Labeled box records:
+ + +

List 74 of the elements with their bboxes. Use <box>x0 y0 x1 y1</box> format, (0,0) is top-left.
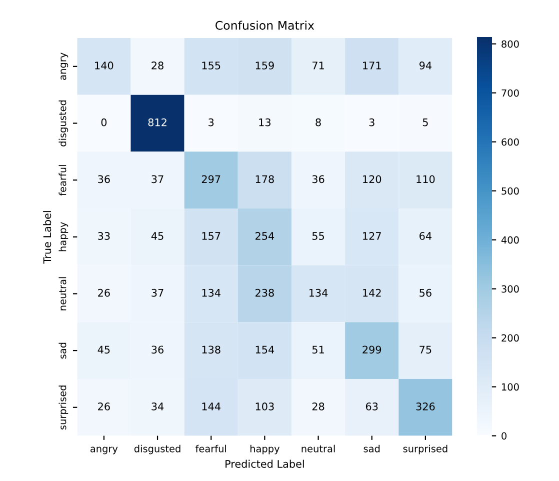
data-label: 254 <box>256 232 274 240</box>
color-bar-label: 700 <box>502 89 519 97</box>
x-tick-label: angry <box>90 446 118 454</box>
data-label: 238 <box>256 288 274 297</box>
chart-title: Confusion Matrix <box>216 20 314 30</box>
data-label: 51 <box>312 346 324 354</box>
color-bar-label: 400 <box>501 236 519 244</box>
x-tick-label: disgusted <box>134 444 180 454</box>
data-label: 155 <box>202 62 220 70</box>
color-bar-label: 800 <box>502 40 519 48</box>
data-label: 37 <box>152 288 164 297</box>
data-label: 120 <box>363 175 382 184</box>
data-label: 299 <box>362 346 382 354</box>
data-label: 28 <box>312 402 324 410</box>
data-label: 178 <box>256 175 274 184</box>
data-label: 812 <box>148 118 166 126</box>
data-label: 297 <box>202 175 220 184</box>
data-label: 26 <box>98 288 110 297</box>
data-label: 45 <box>98 346 110 354</box>
data-label: 157 <box>202 232 220 240</box>
y-axis-title: True Label <box>43 211 52 264</box>
data-label: 28 <box>152 62 164 70</box>
data-label: 8 <box>316 118 321 126</box>
color-bar-label: 100 <box>502 383 519 391</box>
data-label: 159 <box>256 62 274 70</box>
y-tick-label: sad <box>58 342 66 359</box>
y-tick-label: neutral <box>58 277 66 310</box>
data-label: 127 <box>363 232 381 240</box>
data-label: 26 <box>98 402 110 410</box>
data-label: 63 <box>366 402 378 410</box>
y-tick-label: angry <box>60 52 68 80</box>
data-label: 0 <box>101 118 107 126</box>
data-label: 64 <box>420 232 432 240</box>
data-label: 37 <box>152 175 164 184</box>
data-label: 140 <box>95 62 114 70</box>
x-tick-label: fearful <box>196 444 226 452</box>
data-label: 94 <box>419 62 432 70</box>
data-label: 56 <box>420 288 432 297</box>
data-label: 13 <box>259 118 270 126</box>
data-label: 110 <box>416 175 435 184</box>
color-bar-label: 200 <box>502 334 519 342</box>
data-label: 34 <box>152 402 164 410</box>
data-label: 55 <box>312 232 324 240</box>
data-label: 3 <box>208 118 214 126</box>
data-label: 103 <box>256 402 274 410</box>
data-label: 326 <box>416 402 435 410</box>
data-label: 36 <box>98 175 110 184</box>
x-tick-label: happy <box>250 444 280 454</box>
color-bar-label: 600 <box>502 138 519 146</box>
data-label: 45 <box>151 232 164 240</box>
data-label: 138 <box>202 346 220 354</box>
x-tick-label: neutral <box>302 444 335 452</box>
data-label: 5 <box>422 118 428 126</box>
color-bar-label: 500 <box>502 187 519 195</box>
y-tick-label: fearful <box>58 165 66 196</box>
data-label: 142 <box>363 288 381 297</box>
data-label: 3 <box>369 118 374 126</box>
y-tick-label: happy <box>58 222 68 252</box>
y-tick-label: disgusted <box>58 100 68 146</box>
data-label: 36 <box>312 175 324 184</box>
color-bar-label: 300 <box>502 285 519 293</box>
data-label: 36 <box>152 346 164 354</box>
data-label: 144 <box>202 402 220 410</box>
data-label: 33 <box>98 232 110 240</box>
color-bar-label: 0 <box>502 432 506 440</box>
x-axis-title: Predicted Label <box>226 460 304 468</box>
data-label: 75 <box>420 346 432 354</box>
data-label: 71 <box>312 62 324 70</box>
x-tick-label: sad <box>364 444 380 452</box>
data-label: 154 <box>256 346 274 354</box>
data-label: 171 <box>363 62 381 70</box>
x-tick-label: surprised <box>403 444 448 454</box>
data-label: 134 <box>309 288 328 297</box>
data-label: 134 <box>202 288 220 297</box>
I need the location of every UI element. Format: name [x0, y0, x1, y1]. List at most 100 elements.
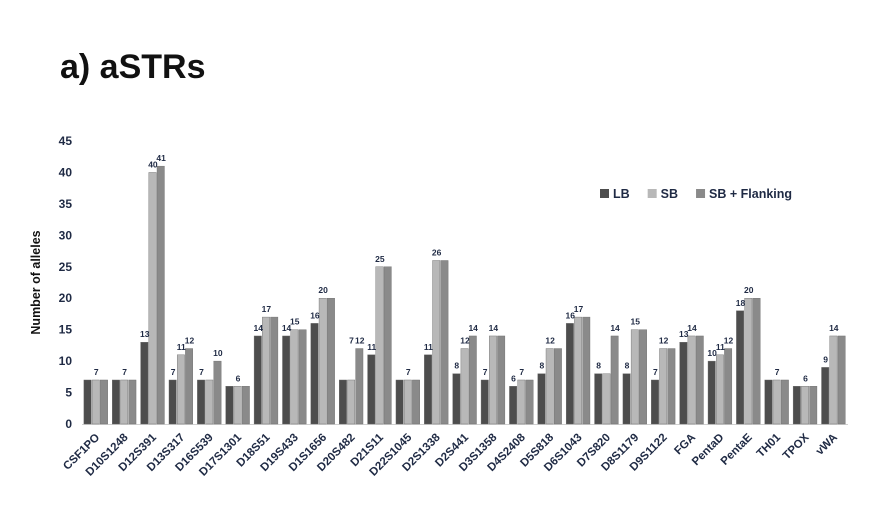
bar-lb-th01	[764, 379, 773, 425]
data-label: 16	[566, 310, 576, 320]
y-axis-label: Number of alleles	[29, 230, 43, 334]
bar-sb-vwa	[829, 335, 838, 425]
bar-sb-flanking-d17s1301	[241, 386, 250, 425]
bar-lb-d5s818	[537, 373, 546, 425]
data-label: 13	[140, 329, 150, 339]
data-label: 9	[823, 354, 828, 364]
bar-sb-tpox	[801, 386, 809, 425]
legend-swatch	[647, 189, 657, 198]
x-tick-label: FGA	[672, 432, 698, 458]
bar-sb-d17s1301	[233, 386, 242, 425]
bar-sb-d12s391	[148, 172, 157, 425]
bar-lb-vwa	[821, 367, 830, 425]
data-label: 11	[367, 342, 376, 352]
data-label: 14	[687, 323, 697, 333]
x-tick-label: vWA	[814, 432, 840, 458]
bar-sb-d3s1358	[489, 335, 497, 425]
bar-sb-flanking-d7s820	[610, 335, 619, 425]
bar-lb-d7s820	[594, 373, 603, 425]
bar-lb-d2s441	[452, 373, 461, 425]
y-tick-label: 30	[59, 228, 73, 242]
y-tick-label: 5	[65, 386, 72, 400]
bar-sb-flanking-csf1po	[100, 379, 108, 425]
data-label: 14	[253, 323, 263, 333]
data-label: 7	[653, 367, 658, 377]
bar-lb-d8s1179	[622, 373, 631, 425]
bar-lb-d16s539	[197, 379, 205, 425]
bar-lb-d13s317	[168, 379, 177, 425]
bar-sb-d2s1338	[432, 260, 441, 425]
data-label: 12	[545, 336, 555, 346]
bar-sb-th01	[772, 379, 781, 425]
bar-lb-d12s391	[140, 342, 149, 425]
bar-sb-d20s482	[347, 379, 356, 425]
data-label: 26	[432, 247, 442, 257]
bar-sb-d6s1043	[574, 316, 582, 425]
bar-sb-flanking-vwa	[837, 335, 846, 425]
chart-bars	[83, 165, 846, 425]
bar-sb-d13s317	[176, 354, 185, 425]
bar-sb-flanking-fga	[695, 335, 704, 425]
data-label: 10	[707, 348, 717, 358]
data-label: 8	[625, 361, 630, 371]
data-label: 7	[122, 367, 127, 377]
bar-lb-d6s1043	[565, 323, 574, 425]
chart-legend: LB SB SB + Flanking	[600, 187, 792, 201]
data-label: 20	[318, 285, 328, 295]
bar-lb-d18s51	[253, 335, 262, 425]
data-label: 7	[775, 367, 780, 377]
bar-sb-flanking-d10s1248	[128, 379, 137, 425]
y-tick-label: 35	[59, 197, 73, 211]
y-tick-label: 15	[59, 323, 73, 337]
bar-lb-d1s1656	[310, 323, 319, 425]
bar-lb-d17s1301	[225, 386, 234, 425]
bar-sb-flanking-d22s1045	[412, 379, 420, 425]
data-label: 13	[679, 329, 689, 339]
data-label: 6	[236, 373, 241, 383]
bar-sb-flanking-th01	[780, 379, 789, 425]
data-label: 41	[156, 153, 166, 163]
y-tick-label: 25	[59, 260, 73, 274]
data-label: 40	[148, 159, 158, 169]
y-tick-label: 0	[65, 417, 72, 431]
data-label: 7	[94, 367, 99, 377]
bar-sb-d16s539	[205, 379, 214, 425]
y-tick-label: 10	[59, 354, 73, 368]
bar-sb-d2s441	[460, 348, 469, 425]
data-label: 17	[262, 304, 272, 314]
bar-sb-flanking-d9s1122	[667, 348, 676, 425]
data-label: 20	[744, 285, 754, 295]
data-label: 17	[574, 304, 584, 314]
y-tick-label: 20	[59, 291, 73, 305]
bar-sb-d4s2408	[517, 379, 526, 425]
data-label: 7	[349, 336, 354, 346]
legend-swatch	[696, 189, 706, 198]
data-label: 11	[716, 342, 725, 352]
data-label: 14	[282, 323, 292, 333]
bar-lb-pentad	[707, 360, 716, 425]
data-label: 8	[540, 361, 545, 371]
bar-sb-flanking-d12s391	[156, 165, 165, 425]
data-label: 14	[829, 323, 839, 333]
data-label: 15	[290, 317, 300, 327]
bar-sb-d18s51	[262, 316, 270, 425]
bar-sb-d21s11	[375, 266, 384, 425]
y-tick-label: 40	[59, 165, 73, 179]
bar-sb-d9s1122	[659, 348, 668, 425]
bar-sb-d7s820	[602, 373, 611, 425]
bar-lb-tpox	[792, 386, 801, 425]
data-label: 18	[736, 298, 746, 308]
data-label: 11	[424, 342, 433, 352]
bar-sb-flanking-d3s1358	[497, 335, 506, 425]
bar-sb-flanking-pentad	[724, 348, 733, 425]
bar-sb-flanking-d1s1656	[327, 298, 335, 425]
bar-sb-flanking-d19s433	[298, 329, 307, 425]
data-label: 6	[803, 373, 808, 383]
bar-lb-d4s2408	[509, 386, 518, 425]
data-label: 7	[519, 367, 524, 377]
data-label: 8	[596, 361, 601, 371]
bar-sb-flanking-d8s1179	[639, 329, 647, 425]
x-tick-label: TH01	[755, 431, 784, 460]
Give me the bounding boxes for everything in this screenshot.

+ + +

Problem to solve: Write out the data again, starting with the line with "379, 773, 425]" and going on through the line with "373, 546, 425]". Swap "Number of alleles" for "Allele count" and keep everything else the same.

Solution to the problem:
bar-lb-th01	[764, 379, 773, 425]
data-label: 16	[566, 310, 576, 320]
y-axis-label: Allele count	[29, 230, 43, 334]
bar-sb-vwa	[829, 335, 838, 425]
bar-sb-flanking-d17s1301	[241, 386, 250, 425]
bar-lb-d5s818	[537, 373, 546, 425]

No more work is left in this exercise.